[Rows from a dataset]

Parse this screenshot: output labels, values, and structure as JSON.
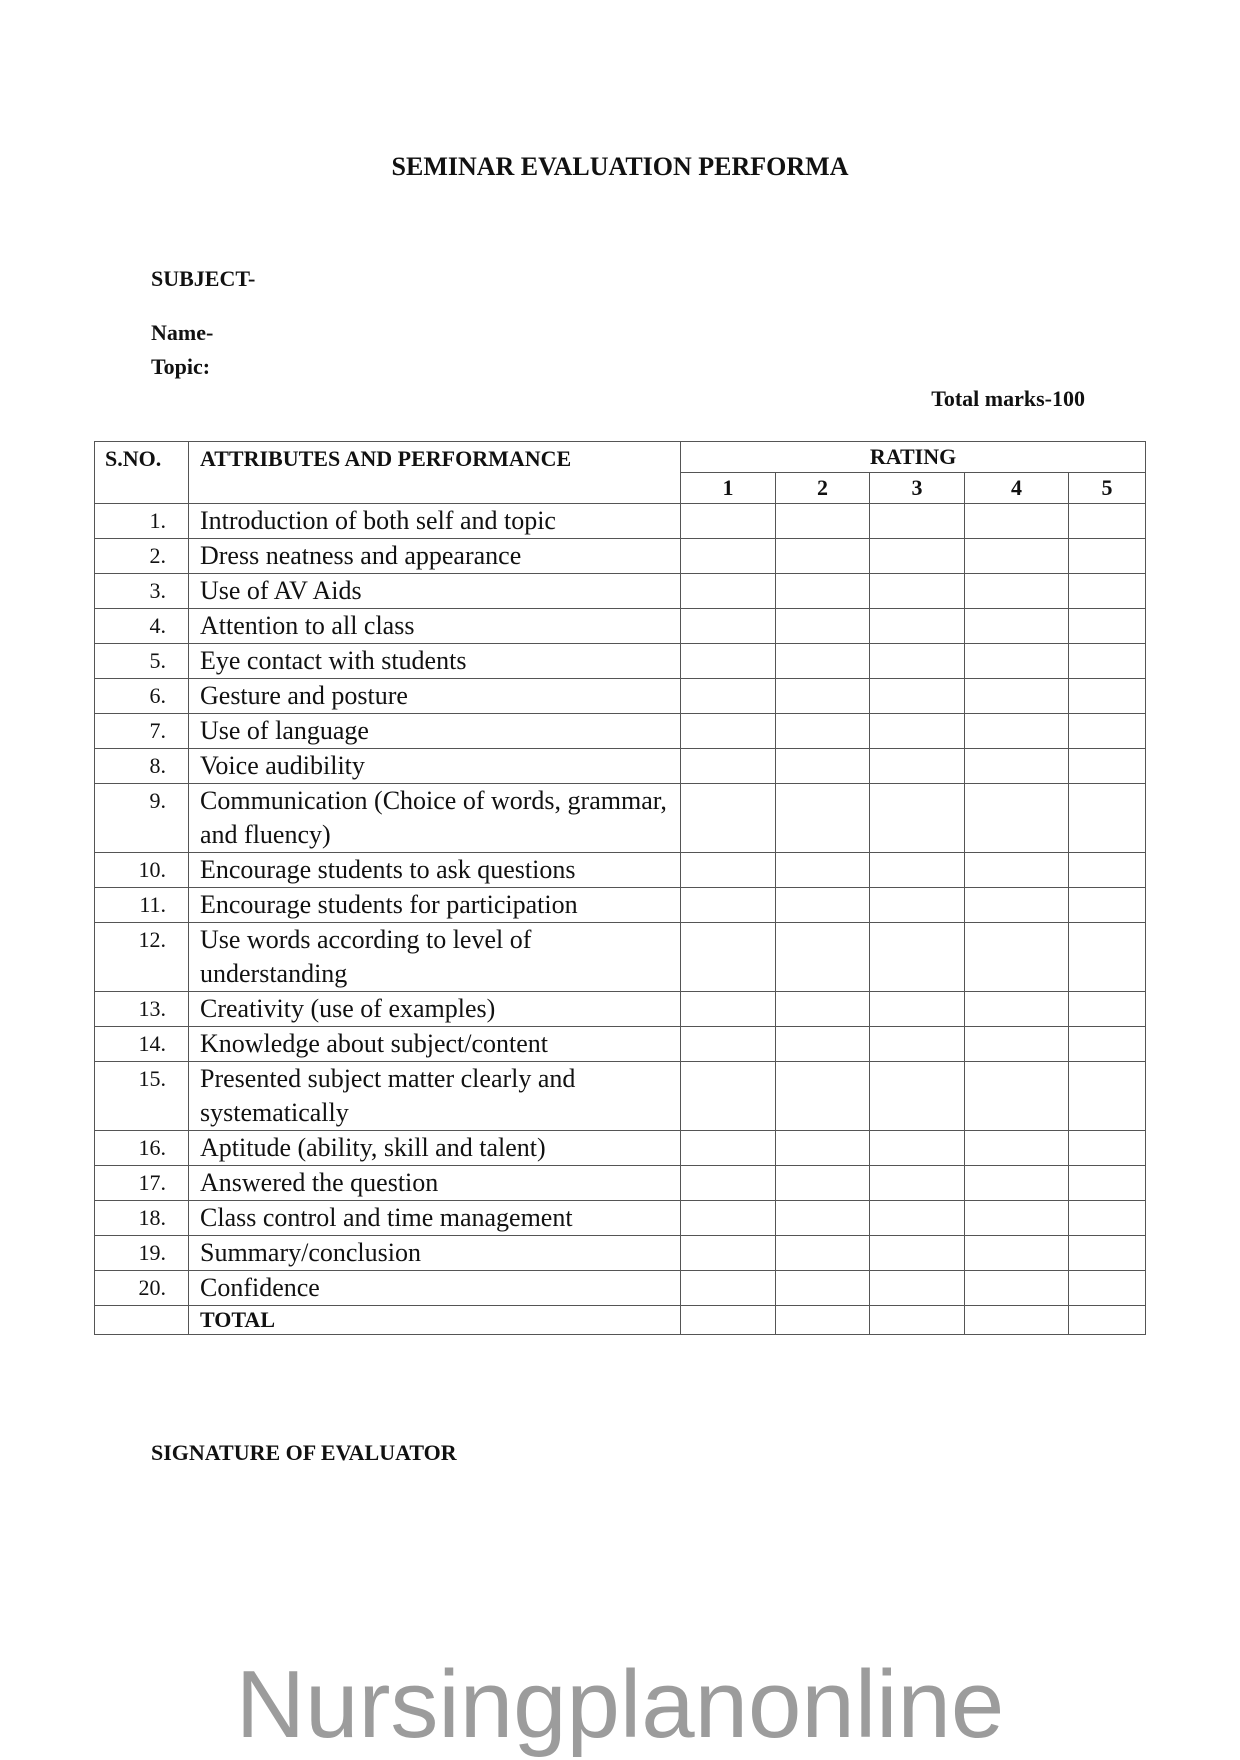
{
  "title": "SEMINAR EVALUATION PERFORMA",
  "fields": {
    "subject": "SUBJECT-",
    "name": "Name-",
    "topic": "Topic:",
    "total_marks": "Total marks-100"
  },
  "table": {
    "headers": {
      "sno": "S.NO.",
      "attributes": "ATTRIBUTES AND PERFORMANCE",
      "rating": "RATING",
      "rating_scale": [
        "1",
        "2",
        "3",
        "4",
        "5"
      ]
    },
    "rows": [
      {
        "sno": "1.",
        "attribute": "Introduction of both self and topic"
      },
      {
        "sno": "2.",
        "attribute": "Dress neatness and appearance"
      },
      {
        "sno": "3.",
        "attribute": "Use of AV Aids"
      },
      {
        "sno": "4.",
        "attribute": "Attention to all class"
      },
      {
        "sno": "5.",
        "attribute": "Eye contact with students"
      },
      {
        "sno": "6.",
        "attribute": "Gesture and posture"
      },
      {
        "sno": "7.",
        "attribute": "Use of language"
      },
      {
        "sno": "8.",
        "attribute": "Voice audibility"
      },
      {
        "sno": "9.",
        "attribute": "Communication (Choice of words, grammar, and fluency)"
      },
      {
        "sno": "10.",
        "attribute": "Encourage students to ask questions"
      },
      {
        "sno": "11.",
        "attribute": "Encourage students for participation"
      },
      {
        "sno": "12.",
        "attribute": "Use words according to level of understanding"
      },
      {
        "sno": "13.",
        "attribute": "Creativity (use of examples)"
      },
      {
        "sno": "14.",
        "attribute": "Knowledge about subject/content"
      },
      {
        "sno": "15.",
        "attribute": "Presented subject matter clearly and systematically"
      },
      {
        "sno": "16.",
        "attribute": "Aptitude (ability, skill and talent)"
      },
      {
        "sno": "17.",
        "attribute": "Answered the question"
      },
      {
        "sno": "18.",
        "attribute": "Class control and time management"
      },
      {
        "sno": "19.",
        "attribute": "Summary/conclusion"
      },
      {
        "sno": "20.",
        "attribute": "Confidence"
      }
    ],
    "total_label": "TOTAL"
  },
  "signature_label": "SIGNATURE OF EVALUATOR",
  "watermark": "Nursingplanonline"
}
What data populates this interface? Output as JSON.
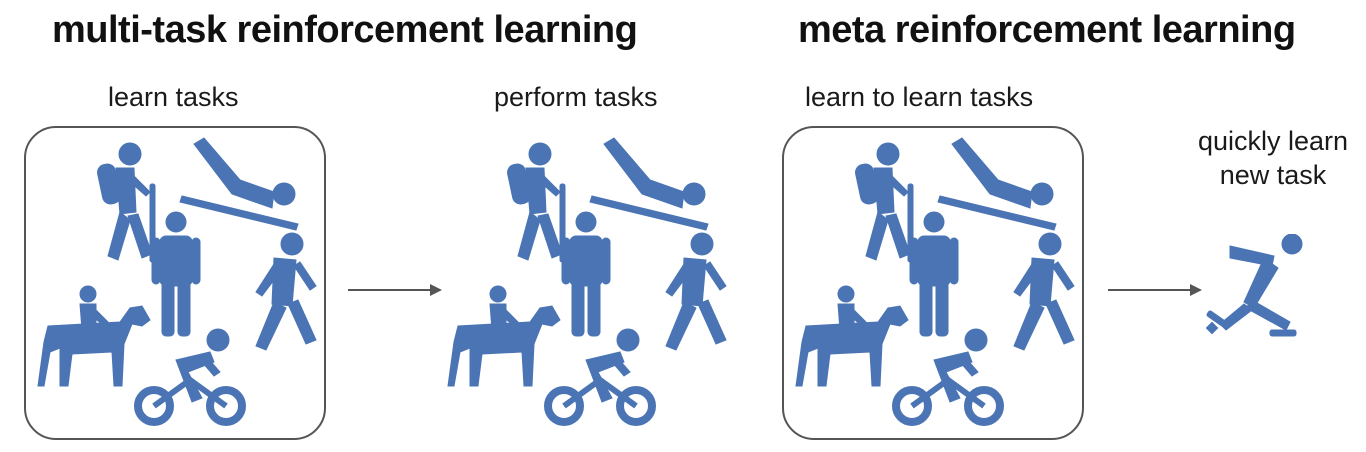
{
  "titles": {
    "multi_task": "multi-task reinforcement learning",
    "meta": "meta reinforcement learning"
  },
  "labels": {
    "learn_tasks": "learn tasks",
    "perform_tasks": "perform tasks",
    "learn_to_learn": "learn to learn tasks",
    "quickly_learn_1": "quickly learn",
    "quickly_learn_2": "new task"
  },
  "icons": [
    "hiker-icon",
    "luge-icon",
    "standing-person-icon",
    "walking-person-icon",
    "horse-rider-icon",
    "cyclist-icon",
    "ice-skater-icon"
  ],
  "colors": {
    "icon": "#4a74b4",
    "box_border": "#555555",
    "arrow": "#555555"
  }
}
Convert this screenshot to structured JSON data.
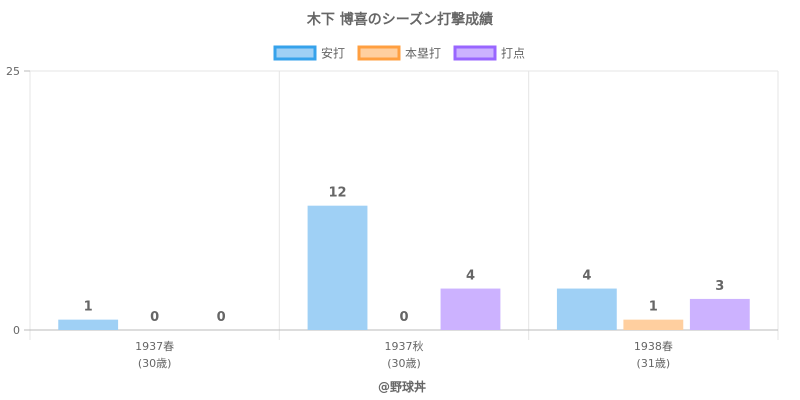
{
  "chart_data": {
    "type": "bar",
    "title": "木下 博喜のシーズン打撃成績",
    "categories": [
      {
        "label": "1937春",
        "sub": "(30歳)"
      },
      {
        "label": "1937秋",
        "sub": "(30歳)"
      },
      {
        "label": "1938春",
        "sub": "(31歳)"
      }
    ],
    "series": [
      {
        "name": "安打",
        "values": [
          1,
          12,
          4
        ],
        "fill": "#9fd0f5",
        "stroke": "#36a2eb"
      },
      {
        "name": "本塁打",
        "values": [
          0,
          0,
          1
        ],
        "fill": "#ffcf9f",
        "stroke": "#ff9f40"
      },
      {
        "name": "打点",
        "values": [
          0,
          4,
          3
        ],
        "fill": "#ccb2ff",
        "stroke": "#9966ff"
      }
    ],
    "ylim": [
      0,
      25
    ],
    "y_ticks": [
      "0",
      "25"
    ],
    "legend_position": "top",
    "grid": true
  },
  "credit": "@野球丼"
}
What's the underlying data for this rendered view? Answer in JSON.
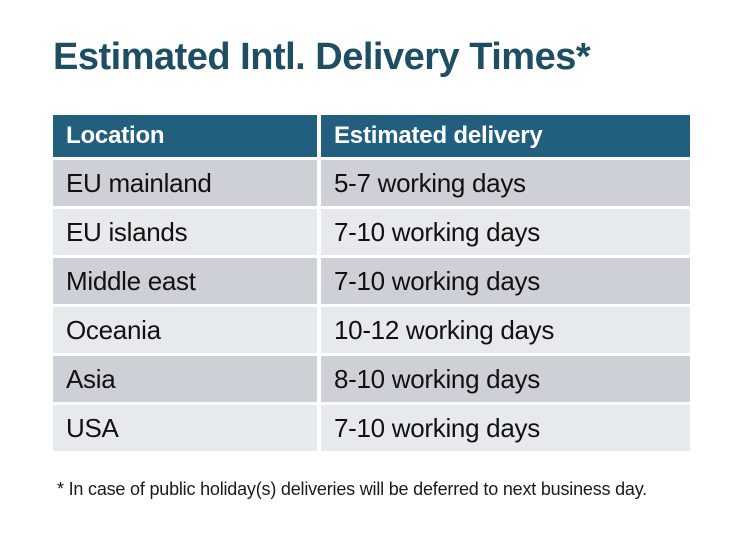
{
  "title": {
    "text": "Estimated Intl. Delivery Times*",
    "color": "#1d4e63"
  },
  "table": {
    "columns": [
      {
        "label": "Location"
      },
      {
        "label": "Estimated delivery"
      }
    ],
    "rows": [
      {
        "location": "EU mainland",
        "delivery": "5-7 working days"
      },
      {
        "location": "EU islands",
        "delivery": "7-10 working days"
      },
      {
        "location": "Middle east",
        "delivery": "7-10 working days"
      },
      {
        "location": "Oceania",
        "delivery": "10-12 working days"
      },
      {
        "location": "Asia",
        "delivery": "8-10 working days"
      },
      {
        "location": "USA",
        "delivery": "7-10 working days"
      }
    ],
    "colors": {
      "header_background": "#225f7e",
      "header_text": "#ffffff",
      "row_dark": "#cdd1d7",
      "row_light": "#e7eaec",
      "body_text": "#111111"
    }
  },
  "footnote": {
    "text": "* In case of public holiday(s) deliveries will be deferred to next business day."
  }
}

__Task description__.
The records above should be reproduced exactly, with no pictures included.

__Completed exercise__.
Parse this screenshot: output labels, values, and structure as JSON.
{
  "title": "SEMINAR EVALUATION PERFORMA",
  "fields": {
    "subject": "SUBJECT-",
    "name": "Name-",
    "topic": "Topic:",
    "total_marks": "Total marks-100"
  },
  "table": {
    "headers": {
      "sno": "S.NO.",
      "attributes": "ATTRIBUTES AND PERFORMANCE",
      "rating": "RATING",
      "rating_scale": [
        "1",
        "2",
        "3",
        "4",
        "5"
      ]
    },
    "rows": [
      {
        "sno": "1.",
        "attribute": "Introduction of both self and topic"
      },
      {
        "sno": "2.",
        "attribute": "Dress neatness and appearance"
      },
      {
        "sno": "3.",
        "attribute": "Use of AV Aids"
      },
      {
        "sno": "4.",
        "attribute": "Attention to all class"
      },
      {
        "sno": "5.",
        "attribute": "Eye contact with students"
      },
      {
        "sno": "6.",
        "attribute": "Gesture and posture"
      },
      {
        "sno": "7.",
        "attribute": "Use of language"
      },
      {
        "sno": "8.",
        "attribute": "Voice audibility"
      },
      {
        "sno": "9.",
        "attribute": "Communication (Choice of words, grammar, and fluency)"
      },
      {
        "sno": "10.",
        "attribute": "Encourage students to ask questions"
      },
      {
        "sno": "11.",
        "attribute": "Encourage students for participation"
      },
      {
        "sno": "12.",
        "attribute": "Use words according to level of understanding"
      },
      {
        "sno": "13.",
        "attribute": "Creativity (use of examples)"
      },
      {
        "sno": "14.",
        "attribute": "Knowledge about subject/content"
      },
      {
        "sno": "15.",
        "attribute": "Presented subject matter clearly and systematically"
      },
      {
        "sno": "16.",
        "attribute": "Aptitude (ability, skill and talent)"
      },
      {
        "sno": "17.",
        "attribute": "Answered the question"
      },
      {
        "sno": "18.",
        "attribute": "Class control and time management"
      },
      {
        "sno": "19.",
        "attribute": "Summary/conclusion"
      },
      {
        "sno": "20.",
        "attribute": "Confidence"
      }
    ],
    "total_label": "TOTAL"
  },
  "signature_label": "SIGNATURE OF EVALUATOR",
  "watermark": "Nursingplanonline"
}
What data populates this interface? Output as JSON.
{
  "titles": {
    "multi_task": "multi-task reinforcement learning",
    "meta": "meta reinforcement learning"
  },
  "labels": {
    "learn_tasks": "learn tasks",
    "perform_tasks": "perform tasks",
    "learn_to_learn": "learn to learn tasks",
    "quickly_learn_1": "quickly learn",
    "quickly_learn_2": "new task"
  },
  "icons": [
    "hiker-icon",
    "luge-icon",
    "standing-person-icon",
    "walking-person-icon",
    "horse-rider-icon",
    "cyclist-icon",
    "ice-skater-icon"
  ],
  "colors": {
    "icon": "#4a74b4",
    "box_border": "#555555",
    "arrow": "#555555"
  }
}
Convert this screenshot to structured JSON data.
{
  "chart_data": {
    "type": "bar",
    "title": "木下 博喜のシーズン打撃成績",
    "categories": [
      {
        "label": "1937春",
        "sub": "(30歳)"
      },
      {
        "label": "1937秋",
        "sub": "(30歳)"
      },
      {
        "label": "1938春",
        "sub": "(31歳)"
      }
    ],
    "series": [
      {
        "name": "安打",
        "values": [
          1,
          12,
          4
        ],
        "fill": "#9fd0f5",
        "stroke": "#36a2eb"
      },
      {
        "name": "本塁打",
        "values": [
          0,
          0,
          1
        ],
        "fill": "#ffcf9f",
        "stroke": "#ff9f40"
      },
      {
        "name": "打点",
        "values": [
          0,
          4,
          3
        ],
        "fill": "#ccb2ff",
        "stroke": "#9966ff"
      }
    ],
    "ylim": [
      0,
      25
    ],
    "y_ticks": [
      "0",
      "25"
    ],
    "legend_position": "top",
    "grid": true
  },
  "credit": "@野球丼"
}
What's the underlying data for this rendered view? Answer in JSON.
{
  "title": {
    "text": "Estimated Intl. Delivery Times*",
    "color": "#1d4e63"
  },
  "table": {
    "columns": [
      {
        "label": "Location"
      },
      {
        "label": "Estimated delivery"
      }
    ],
    "rows": [
      {
        "location": "EU mainland",
        "delivery": "5-7 working days"
      },
      {
        "location": "EU islands",
        "delivery": "7-10 working days"
      },
      {
        "location": "Middle east",
        "delivery": "7-10 working days"
      },
      {
        "location": "Oceania",
        "delivery": "10-12 working days"
      },
      {
        "location": "Asia",
        "delivery": "8-10 working days"
      },
      {
        "location": "USA",
        "delivery": "7-10 working days"
      }
    ],
    "colors": {
      "header_background": "#225f7e",
      "header_text": "#ffffff",
      "row_dark": "#cdd1d7",
      "row_light": "#e7eaec",
      "body_text": "#111111"
    }
  },
  "footnote": {
    "text": "* In case of public holiday(s) deliveries will be deferred to next business day."
  }
}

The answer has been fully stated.